* **TASK OBJECTIVE**: Count the lines in the records below that contain the string "bbox", treating uppercase and lowercase as different, and give only the number.

* **SUPPLIED ENTRIES**:

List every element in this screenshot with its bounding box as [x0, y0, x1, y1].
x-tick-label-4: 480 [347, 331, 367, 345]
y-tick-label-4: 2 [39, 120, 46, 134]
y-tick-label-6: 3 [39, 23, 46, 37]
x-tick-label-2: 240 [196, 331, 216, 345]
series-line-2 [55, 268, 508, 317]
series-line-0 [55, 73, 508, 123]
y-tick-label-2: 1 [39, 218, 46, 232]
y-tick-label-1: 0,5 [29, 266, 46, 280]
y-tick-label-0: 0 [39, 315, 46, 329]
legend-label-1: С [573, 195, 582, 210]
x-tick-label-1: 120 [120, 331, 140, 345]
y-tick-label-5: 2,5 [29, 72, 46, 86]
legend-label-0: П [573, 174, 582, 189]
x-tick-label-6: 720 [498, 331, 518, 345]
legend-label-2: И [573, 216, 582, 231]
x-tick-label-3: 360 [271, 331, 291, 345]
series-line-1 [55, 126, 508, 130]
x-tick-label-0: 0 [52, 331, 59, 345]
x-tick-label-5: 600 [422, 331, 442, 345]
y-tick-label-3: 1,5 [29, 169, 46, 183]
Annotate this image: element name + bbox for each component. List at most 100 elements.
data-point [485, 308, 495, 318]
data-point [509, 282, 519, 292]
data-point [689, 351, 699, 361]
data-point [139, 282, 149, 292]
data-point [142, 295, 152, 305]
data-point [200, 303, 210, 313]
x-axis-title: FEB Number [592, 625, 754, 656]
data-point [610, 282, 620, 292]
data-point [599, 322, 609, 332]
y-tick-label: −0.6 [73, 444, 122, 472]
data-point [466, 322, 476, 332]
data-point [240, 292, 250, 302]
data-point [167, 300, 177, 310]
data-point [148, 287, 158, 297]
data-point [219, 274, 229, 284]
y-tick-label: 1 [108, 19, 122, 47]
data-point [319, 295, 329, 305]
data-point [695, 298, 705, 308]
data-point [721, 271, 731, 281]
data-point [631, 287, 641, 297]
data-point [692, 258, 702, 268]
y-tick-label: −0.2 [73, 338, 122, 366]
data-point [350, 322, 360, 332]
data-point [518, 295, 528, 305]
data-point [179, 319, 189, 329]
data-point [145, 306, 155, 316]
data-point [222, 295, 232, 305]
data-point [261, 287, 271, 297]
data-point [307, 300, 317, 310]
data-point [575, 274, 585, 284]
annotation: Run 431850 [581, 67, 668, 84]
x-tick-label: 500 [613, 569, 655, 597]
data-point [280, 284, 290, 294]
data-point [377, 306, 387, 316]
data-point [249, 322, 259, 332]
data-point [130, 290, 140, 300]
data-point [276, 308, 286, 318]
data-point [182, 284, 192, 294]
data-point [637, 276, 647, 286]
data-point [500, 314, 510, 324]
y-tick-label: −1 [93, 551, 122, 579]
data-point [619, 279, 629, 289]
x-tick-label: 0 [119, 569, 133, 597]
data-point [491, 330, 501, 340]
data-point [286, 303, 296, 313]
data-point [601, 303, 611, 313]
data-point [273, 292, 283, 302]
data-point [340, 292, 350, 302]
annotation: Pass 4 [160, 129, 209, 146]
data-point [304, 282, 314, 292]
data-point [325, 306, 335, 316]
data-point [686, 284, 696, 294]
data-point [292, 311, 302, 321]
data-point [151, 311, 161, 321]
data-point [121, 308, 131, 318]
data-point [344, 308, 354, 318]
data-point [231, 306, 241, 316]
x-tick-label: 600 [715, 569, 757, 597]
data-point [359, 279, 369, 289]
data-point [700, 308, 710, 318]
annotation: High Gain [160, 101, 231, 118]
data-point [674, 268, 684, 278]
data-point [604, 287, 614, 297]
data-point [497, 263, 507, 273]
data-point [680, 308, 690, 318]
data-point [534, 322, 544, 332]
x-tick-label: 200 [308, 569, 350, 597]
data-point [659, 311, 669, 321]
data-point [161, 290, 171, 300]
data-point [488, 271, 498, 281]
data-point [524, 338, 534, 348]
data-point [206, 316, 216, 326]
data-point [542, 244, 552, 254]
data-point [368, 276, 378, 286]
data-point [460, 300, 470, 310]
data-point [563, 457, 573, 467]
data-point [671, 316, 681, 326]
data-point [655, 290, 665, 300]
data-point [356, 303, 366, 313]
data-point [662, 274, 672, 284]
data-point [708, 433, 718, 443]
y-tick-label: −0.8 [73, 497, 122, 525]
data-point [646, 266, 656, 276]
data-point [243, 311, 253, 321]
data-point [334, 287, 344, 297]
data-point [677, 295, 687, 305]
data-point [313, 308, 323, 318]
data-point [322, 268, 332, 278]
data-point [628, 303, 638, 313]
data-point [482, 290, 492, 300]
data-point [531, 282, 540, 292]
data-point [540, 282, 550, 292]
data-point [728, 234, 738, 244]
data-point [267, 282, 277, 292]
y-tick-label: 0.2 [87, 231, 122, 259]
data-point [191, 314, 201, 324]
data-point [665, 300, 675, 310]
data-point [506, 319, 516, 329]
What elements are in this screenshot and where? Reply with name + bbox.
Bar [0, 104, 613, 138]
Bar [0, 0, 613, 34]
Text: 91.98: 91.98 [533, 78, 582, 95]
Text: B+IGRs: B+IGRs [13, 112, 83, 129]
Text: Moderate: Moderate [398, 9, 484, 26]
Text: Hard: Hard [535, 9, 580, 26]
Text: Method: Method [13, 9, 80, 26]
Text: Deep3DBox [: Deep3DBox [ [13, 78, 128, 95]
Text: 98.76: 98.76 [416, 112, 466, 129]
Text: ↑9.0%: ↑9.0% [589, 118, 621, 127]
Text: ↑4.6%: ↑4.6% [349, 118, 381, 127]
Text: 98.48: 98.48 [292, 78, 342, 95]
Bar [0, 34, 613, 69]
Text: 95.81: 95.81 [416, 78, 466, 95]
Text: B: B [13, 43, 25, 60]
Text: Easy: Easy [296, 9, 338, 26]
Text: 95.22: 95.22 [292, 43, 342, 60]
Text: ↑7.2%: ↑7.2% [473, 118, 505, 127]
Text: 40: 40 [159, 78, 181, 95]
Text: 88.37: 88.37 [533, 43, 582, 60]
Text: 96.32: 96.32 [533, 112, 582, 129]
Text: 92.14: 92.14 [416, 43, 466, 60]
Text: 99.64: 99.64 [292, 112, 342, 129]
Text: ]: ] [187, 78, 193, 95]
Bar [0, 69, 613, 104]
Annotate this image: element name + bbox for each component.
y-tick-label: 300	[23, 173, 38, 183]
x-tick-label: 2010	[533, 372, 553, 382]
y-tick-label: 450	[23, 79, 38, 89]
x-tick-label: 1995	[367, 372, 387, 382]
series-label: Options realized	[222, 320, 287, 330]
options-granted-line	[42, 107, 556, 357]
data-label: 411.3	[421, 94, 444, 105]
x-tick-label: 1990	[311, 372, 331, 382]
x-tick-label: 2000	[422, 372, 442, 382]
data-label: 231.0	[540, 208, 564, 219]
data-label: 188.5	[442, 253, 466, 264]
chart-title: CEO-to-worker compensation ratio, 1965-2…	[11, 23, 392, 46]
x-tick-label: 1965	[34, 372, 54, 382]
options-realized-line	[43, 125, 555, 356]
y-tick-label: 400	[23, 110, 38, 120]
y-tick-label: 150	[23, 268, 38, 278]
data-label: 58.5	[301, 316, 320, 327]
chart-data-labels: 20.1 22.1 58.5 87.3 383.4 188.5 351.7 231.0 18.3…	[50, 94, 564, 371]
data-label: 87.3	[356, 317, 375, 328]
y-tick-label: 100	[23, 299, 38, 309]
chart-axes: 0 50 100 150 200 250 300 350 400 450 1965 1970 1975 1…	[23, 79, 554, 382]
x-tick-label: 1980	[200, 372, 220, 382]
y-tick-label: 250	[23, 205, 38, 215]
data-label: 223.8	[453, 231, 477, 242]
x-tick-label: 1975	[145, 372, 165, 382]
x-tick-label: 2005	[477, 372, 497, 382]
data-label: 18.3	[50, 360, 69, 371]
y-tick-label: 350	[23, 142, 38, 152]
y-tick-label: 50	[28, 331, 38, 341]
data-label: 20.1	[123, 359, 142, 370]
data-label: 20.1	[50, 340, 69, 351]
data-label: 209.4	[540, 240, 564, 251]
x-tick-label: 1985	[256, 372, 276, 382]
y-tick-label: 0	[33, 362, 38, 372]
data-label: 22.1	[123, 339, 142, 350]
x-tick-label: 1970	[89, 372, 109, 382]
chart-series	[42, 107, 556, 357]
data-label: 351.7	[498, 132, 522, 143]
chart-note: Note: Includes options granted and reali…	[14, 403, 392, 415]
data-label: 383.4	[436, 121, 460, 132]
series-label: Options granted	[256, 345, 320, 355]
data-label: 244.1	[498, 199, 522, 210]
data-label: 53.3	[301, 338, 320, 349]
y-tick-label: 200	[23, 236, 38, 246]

* **TASK OUTPUT**: 3